**REQUIRED WORK**: Return all the data, word for word.

--- begin ---

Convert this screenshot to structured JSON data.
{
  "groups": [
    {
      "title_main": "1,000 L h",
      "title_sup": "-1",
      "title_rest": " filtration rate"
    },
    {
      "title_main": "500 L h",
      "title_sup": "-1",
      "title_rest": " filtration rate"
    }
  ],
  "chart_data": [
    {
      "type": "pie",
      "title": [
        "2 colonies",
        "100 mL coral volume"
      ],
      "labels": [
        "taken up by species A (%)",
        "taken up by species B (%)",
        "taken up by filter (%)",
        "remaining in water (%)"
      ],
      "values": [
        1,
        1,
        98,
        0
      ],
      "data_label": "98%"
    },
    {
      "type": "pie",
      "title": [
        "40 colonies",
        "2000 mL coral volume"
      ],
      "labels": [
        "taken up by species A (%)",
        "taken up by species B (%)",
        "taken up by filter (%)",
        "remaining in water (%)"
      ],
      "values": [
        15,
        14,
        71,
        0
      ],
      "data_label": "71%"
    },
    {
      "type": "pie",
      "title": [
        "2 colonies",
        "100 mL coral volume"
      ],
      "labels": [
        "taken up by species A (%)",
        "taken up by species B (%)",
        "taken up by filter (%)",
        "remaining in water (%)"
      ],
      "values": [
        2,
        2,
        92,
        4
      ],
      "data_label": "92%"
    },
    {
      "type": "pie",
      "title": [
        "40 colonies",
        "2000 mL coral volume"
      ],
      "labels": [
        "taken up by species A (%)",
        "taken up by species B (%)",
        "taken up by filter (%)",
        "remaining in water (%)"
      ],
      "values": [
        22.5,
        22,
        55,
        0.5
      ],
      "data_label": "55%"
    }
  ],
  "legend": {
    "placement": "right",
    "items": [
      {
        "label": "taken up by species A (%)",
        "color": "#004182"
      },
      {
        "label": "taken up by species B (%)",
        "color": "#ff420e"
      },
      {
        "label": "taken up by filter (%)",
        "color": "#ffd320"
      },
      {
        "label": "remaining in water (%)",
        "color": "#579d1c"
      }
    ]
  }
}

--- end ---

**CORRECT OUTPUT**:
Convert this screenshot to structured JSON data.
{
  "groups": [
    {
      "title_main": "1,000 L h",
      "title_sup": "-1",
      "title_rest": " filtration rate"
    },
    {
      "title_main": "500 L h",
      "title_sup": "-1",
      "title_rest": " filtration rate"
    }
  ],
  "chart_data": [
    {
      "type": "pie",
      "title": [
        "2 colonies",
        "100 mL coral volume"
      ],
      "labels": [
        "taken up by species A (%)",
        "taken up by species B (%)",
        "taken up by filter (%)",
        "remaining in water (%)"
      ],
      "values": [
        1,
        1,
        98,
        0
      ],
      "data_label": "98%"
    },
    {
      "type": "pie",
      "title": [
        "40 colonies",
        "2000 mL coral volume"
      ],
      "labels": [
        "taken up by species A (%)",
        "taken up by species B (%)",
        "taken up by filter (%)",
        "remaining in water (%)"
      ],
      "values": [
        15,
        14,
        71,
        0
      ],
      "data_label": "71%"
    },
    {
      "type": "pie",
      "title": [
        "2 colonies",
        "100 mL coral volume"
      ],
      "labels": [
        "taken up by species A (%)",
        "taken up by species B (%)",
        "taken up by filter (%)",
        "remaining in water (%)"
      ],
      "values": [
        2,
        2,
        92,
        4
      ],
      "data_label": "92%"
    },
    {
      "type": "pie",
      "title": [
        "40 colonies",
        "2000 mL coral volume"
      ],
      "labels": [
        "taken up by species A (%)",
        "taken up by species B (%)",
        "taken up by filter (%)",
        "remaining in water (%)"
      ],
      "values": [
        22.5,
        22,
        55,
        0.5
      ],
      "data_label": "55%"
    }
  ],
  "legend": {
    "placement": "right",
    "items": [
      {
        "label": "taken up by species A (%)",
        "color": "#004182"
      },
      {
        "label": "taken up by species B (%)",
        "color": "#ff420e"
      },
      {
        "label": "taken up by filter (%)",
        "color": "#ffd320"
      },
      {
        "label": "remaining in water (%)",
        "color": "#579d1c"
      }
    ]
  }
}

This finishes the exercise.